-------- PROVIDED MATERIAL
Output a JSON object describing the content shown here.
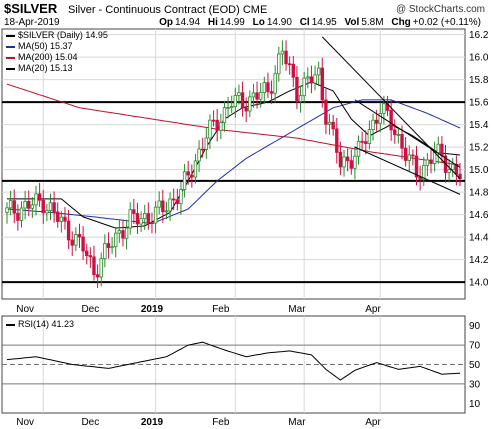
{
  "header": {
    "symbol": "$SILVER",
    "description": "Silver - Continuous Contract (EOD)",
    "exchange": "CME",
    "watermark": "@ StockCharts.com",
    "date": "18-Apr-2019",
    "ohlc": {
      "open_label": "Op",
      "open": "14.94",
      "high_label": "Hi",
      "high": "14.99",
      "low_label": "Lo",
      "low": "14.90",
      "close_label": "Cl",
      "close": "14.95",
      "vol_label": "Vol",
      "vol": "5.8M",
      "chg_label": "Chg",
      "chg": "+0.02 (+0.11%)"
    }
  },
  "legend": [
    {
      "label": "$SILVER (Daily) 14.95",
      "color": "#000000"
    },
    {
      "label": "MA(50) 15.37",
      "color": "#1f2fa8"
    },
    {
      "label": "MA(200) 15.04",
      "color": "#c0102a"
    },
    {
      "label": "MA(20) 15.13",
      "color": "#000000"
    }
  ],
  "rsi_label": "RSI(14) 41.23",
  "colors": {
    "up": "#2a8a2a",
    "down": "#cc1144",
    "ma50": "#1f2fa8",
    "ma200": "#c0102a",
    "ma20": "#000000"
  },
  "chart_data": {
    "type": "candlestick",
    "title": "$SILVER Silver - Continuous Contract (EOD) CME",
    "price_axis": {
      "min": 13.85,
      "max": 16.25,
      "ticks": [
        14.0,
        14.2,
        14.4,
        14.6,
        14.8,
        15.0,
        15.2,
        15.4,
        15.6,
        15.8,
        16.0,
        16.2
      ]
    },
    "x_labels": [
      "Nov",
      "Dec",
      "2019",
      "Feb",
      "Mar",
      "Apr"
    ],
    "price_anchor_days": [
      0,
      10,
      21,
      24,
      31,
      34,
      41,
      48,
      55,
      62,
      65,
      72,
      76,
      80,
      86,
      88,
      92,
      97,
      103,
      107,
      113,
      118,
      125
    ],
    "price_anchor_closes": [
      14.62,
      14.72,
      14.3,
      14.1,
      14.45,
      14.55,
      14.6,
      14.8,
      15.3,
      15.6,
      15.6,
      15.7,
      16.05,
      15.7,
      15.85,
      15.5,
      15.05,
      15.15,
      15.55,
      15.35,
      14.95,
      15.15,
      14.95
    ],
    "ma20_anchor_days": [
      0,
      15,
      21,
      30,
      38,
      45,
      50,
      55,
      60,
      65,
      72,
      78,
      84,
      90,
      95,
      100,
      106,
      112,
      119,
      125
    ],
    "ma20_anchor_values": [
      14.74,
      14.74,
      14.58,
      14.48,
      14.5,
      14.62,
      14.9,
      15.2,
      15.45,
      15.55,
      15.6,
      15.7,
      15.78,
      15.7,
      15.45,
      15.3,
      15.4,
      15.3,
      15.15,
      15.13
    ],
    "ma50_anchor_days": [
      0,
      12,
      24,
      40,
      50,
      58,
      66,
      74,
      82,
      90,
      98,
      106,
      116,
      125
    ],
    "ma50_anchor_values": [
      14.65,
      14.62,
      14.58,
      14.52,
      14.65,
      14.9,
      15.1,
      15.25,
      15.4,
      15.55,
      15.62,
      15.62,
      15.5,
      15.37
    ],
    "ma200_anchor_days": [
      0,
      20,
      40,
      60,
      80,
      100,
      125
    ],
    "ma200_anchor_values": [
      15.76,
      15.55,
      15.45,
      15.35,
      15.28,
      15.16,
      15.04
    ],
    "horizontal_levels": [
      15.6,
      14.9,
      14.0
    ],
    "trendlines": [
      {
        "from": {
          "day": 87,
          "price": 16.18
        },
        "to": {
          "day": 125,
          "price": 14.92
        }
      },
      {
        "from": {
          "day": 96,
          "price": 15.2
        },
        "to": {
          "day": 125,
          "price": 14.78
        }
      },
      {
        "from": {
          "day": 96,
          "price": 15.62
        },
        "to": {
          "day": 125,
          "price": 15.02
        }
      }
    ],
    "rsi": {
      "range": [
        0,
        100
      ],
      "ticks": [
        10,
        30,
        50,
        70,
        90
      ],
      "reference_lines": [
        30,
        50,
        70
      ],
      "anchor_days": [
        0,
        8,
        18,
        28,
        36,
        44,
        50,
        54,
        60,
        66,
        72,
        78,
        84,
        88,
        92,
        96,
        102,
        108,
        114,
        120,
        125
      ],
      "anchor_values": [
        55,
        58,
        50,
        46,
        52,
        58,
        70,
        73,
        65,
        58,
        62,
        64,
        60,
        45,
        34,
        44,
        52,
        45,
        48,
        40,
        41
      ]
    }
  }
}
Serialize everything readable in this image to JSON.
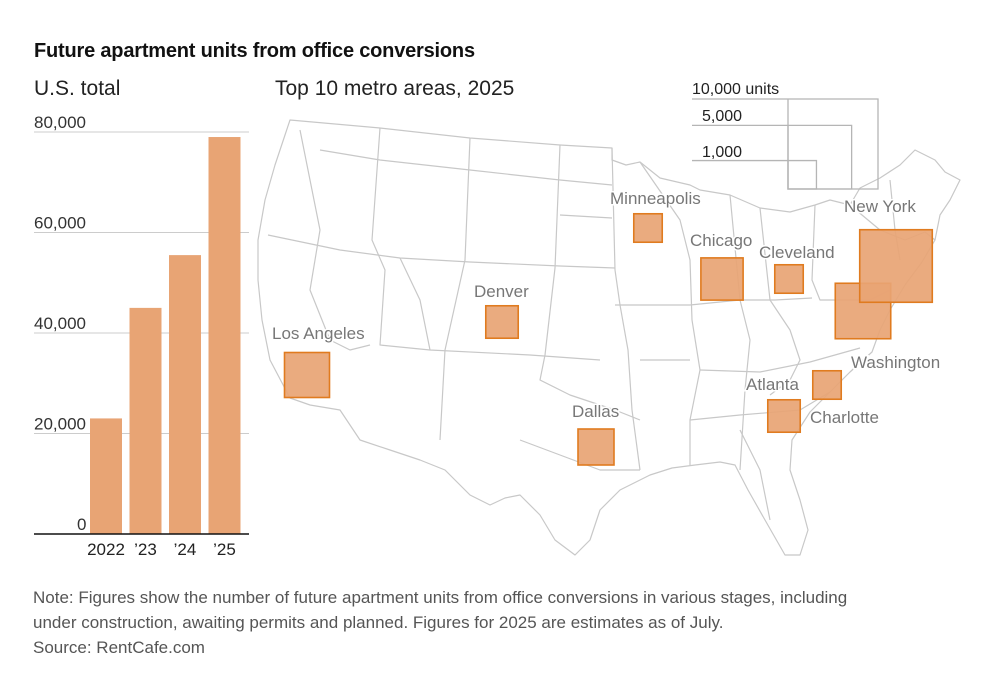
{
  "title": "Future apartment units from office conversions",
  "colors": {
    "bar_fill": "#e8a474",
    "square_fill": "#e8a474",
    "square_stroke": "#e07b1f",
    "map_line": "#c8c8c8",
    "grid": "#cccccc"
  },
  "chart_data": [
    {
      "type": "bar",
      "title": "U.S. total",
      "categories": [
        "2022",
        "’23",
        "’24",
        "’25"
      ],
      "values": [
        23000,
        45000,
        55500,
        79000
      ],
      "ylim": [
        0,
        80000
      ],
      "yticks": [
        0,
        20000,
        40000,
        60000,
        80000
      ],
      "ytick_labels": [
        "0",
        "20,000",
        "40,000",
        "60,000",
        "80,000"
      ],
      "grid": true
    },
    {
      "type": "proportional-squares map",
      "title": "Top 10 metro areas, 2025",
      "size_legend": {
        "labels": [
          "10,000 units",
          "5,000",
          "1,000"
        ],
        "values": [
          10000,
          5000,
          1000
        ]
      },
      "metros": [
        {
          "name": "Los Angeles",
          "units": 2500
        },
        {
          "name": "Denver",
          "units": 1300
        },
        {
          "name": "Minneapolis",
          "units": 1000
        },
        {
          "name": "Dallas",
          "units": 1600
        },
        {
          "name": "Chicago",
          "units": 2200
        },
        {
          "name": "Cleveland",
          "units": 1000
        },
        {
          "name": "Atlanta",
          "units": 1300
        },
        {
          "name": "Charlotte",
          "units": 1000
        },
        {
          "name": "Washington",
          "units": 3800
        },
        {
          "name": "New York",
          "units": 6500
        }
      ]
    }
  ],
  "note_lines": [
    "Note: Figures show the number of future apartment units from office conversions in various stages, including",
    "under construction, awaiting permits and planned. Figures for 2025 are estimates as of July."
  ],
  "source": "Source: RentCafe.com"
}
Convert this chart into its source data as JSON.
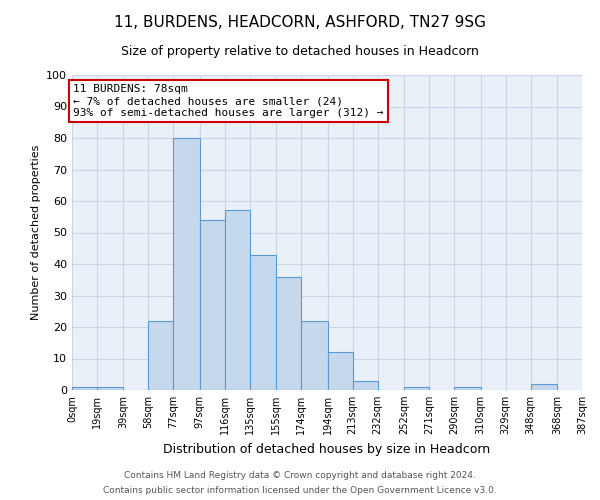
{
  "title": "11, BURDENS, HEADCORN, ASHFORD, TN27 9SG",
  "subtitle": "Size of property relative to detached houses in Headcorn",
  "xlabel": "Distribution of detached houses by size in Headcorn",
  "ylabel": "Number of detached properties",
  "bar_color": "#c5d8ec",
  "bar_edge_color": "#5b9bd5",
  "background_color": "#ffffff",
  "plot_bg_color": "#eaf0f8",
  "grid_color": "#c8d4e8",
  "annotation_box_color": "#cc0000",
  "bins": [
    0,
    19,
    39,
    58,
    77,
    97,
    116,
    135,
    155,
    174,
    194,
    213,
    232,
    252,
    271,
    290,
    310,
    329,
    348,
    368,
    387
  ],
  "bin_labels": [
    "0sqm",
    "19sqm",
    "39sqm",
    "58sqm",
    "77sqm",
    "97sqm",
    "116sqm",
    "135sqm",
    "155sqm",
    "174sqm",
    "194sqm",
    "213sqm",
    "232sqm",
    "252sqm",
    "271sqm",
    "290sqm",
    "310sqm",
    "329sqm",
    "348sqm",
    "368sqm",
    "387sqm"
  ],
  "heights": [
    1,
    1,
    0,
    22,
    80,
    54,
    57,
    43,
    36,
    22,
    12,
    3,
    0,
    1,
    0,
    1,
    0,
    0,
    2,
    0
  ],
  "ylim": [
    0,
    100
  ],
  "yticks": [
    0,
    10,
    20,
    30,
    40,
    50,
    60,
    70,
    80,
    90,
    100
  ],
  "annotation_title": "11 BURDENS: 78sqm",
  "annotation_line1": "← 7% of detached houses are smaller (24)",
  "annotation_line2": "93% of semi-detached houses are larger (312) →",
  "footer_line1": "Contains HM Land Registry data © Crown copyright and database right 2024.",
  "footer_line2": "Contains public sector information licensed under the Open Government Licence v3.0."
}
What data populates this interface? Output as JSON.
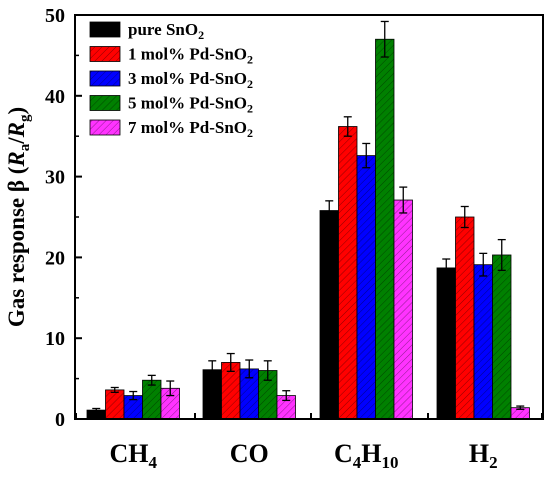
{
  "chart_data": {
    "type": "bar",
    "categories": [
      "CH4",
      "CO",
      "C4H10",
      "H2"
    ],
    "category_labels": [
      {
        "base": "CH",
        "sub1": "4",
        "mid": "",
        "sub2": ""
      },
      {
        "base": "CO",
        "sub1": "",
        "mid": "",
        "sub2": ""
      },
      {
        "base": "C",
        "sub1": "4",
        "mid": "H",
        "sub2": "10"
      },
      {
        "base": "H",
        "sub1": "2",
        "mid": "",
        "sub2": ""
      }
    ],
    "series": [
      {
        "name": "pure SnO2",
        "label_main": "pure SnO",
        "label_sub": "2",
        "color": "#000000",
        "hatch": false,
        "values": [
          1.1,
          6.1,
          25.8,
          18.7
        ],
        "errors": [
          0.2,
          1.1,
          1.2,
          1.1
        ]
      },
      {
        "name": "1 mol% Pd-SnO2",
        "label_main": "1 mol% Pd-SnO",
        "label_sub": "2",
        "color": "#ff0000",
        "hatch": true,
        "values": [
          3.6,
          7.0,
          36.2,
          25.0
        ],
        "errors": [
          0.3,
          1.1,
          1.2,
          1.3
        ]
      },
      {
        "name": "3 mol% Pd-SnO2",
        "label_main": "3 mol% Pd-SnO",
        "label_sub": "2",
        "color": "#0000ff",
        "hatch": true,
        "values": [
          2.9,
          6.2,
          32.6,
          19.1
        ],
        "errors": [
          0.5,
          1.1,
          1.5,
          1.4
        ]
      },
      {
        "name": "5 mol% Pd-SnO2",
        "label_main": "5 mol% Pd-SnO",
        "label_sub": "2",
        "color": "#008000",
        "hatch": true,
        "values": [
          4.8,
          6.0,
          47.0,
          20.3
        ],
        "errors": [
          0.6,
          1.2,
          2.2,
          1.9
        ]
      },
      {
        "name": "7 mol% Pd-SnO2",
        "label_main": "7 mol% Pd-SnO",
        "label_sub": "2",
        "color": "#ff33ff",
        "hatch": true,
        "values": [
          3.8,
          2.9,
          27.1,
          1.4
        ],
        "errors": [
          0.9,
          0.6,
          1.6,
          0.2
        ]
      }
    ],
    "ylabel": {
      "prefix": "Gas response β  (",
      "r": "R",
      "a": "a",
      "slash": "/",
      "r2": "R",
      "g": "g",
      "suffix": ")"
    },
    "ylim": [
      0,
      50
    ],
    "yticks": [
      0,
      10,
      20,
      30,
      40,
      50
    ],
    "legend_position": "top-left"
  }
}
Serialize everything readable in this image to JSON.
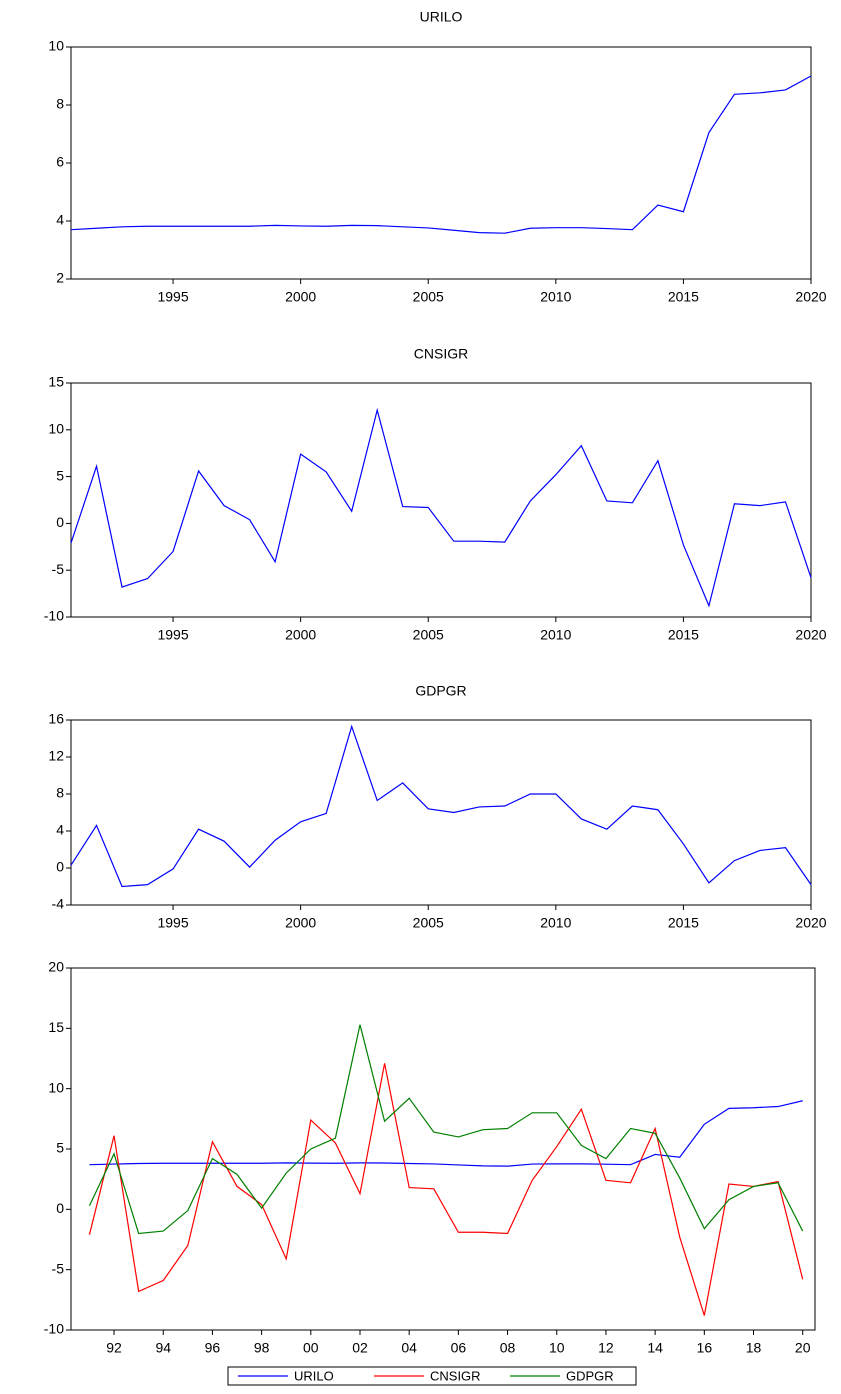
----------------
GOAL OF THE EXERCISE:
Report how many lines of the data contain the word "office", using the number alone.

SOLUTION TO THE PROBLEM:
2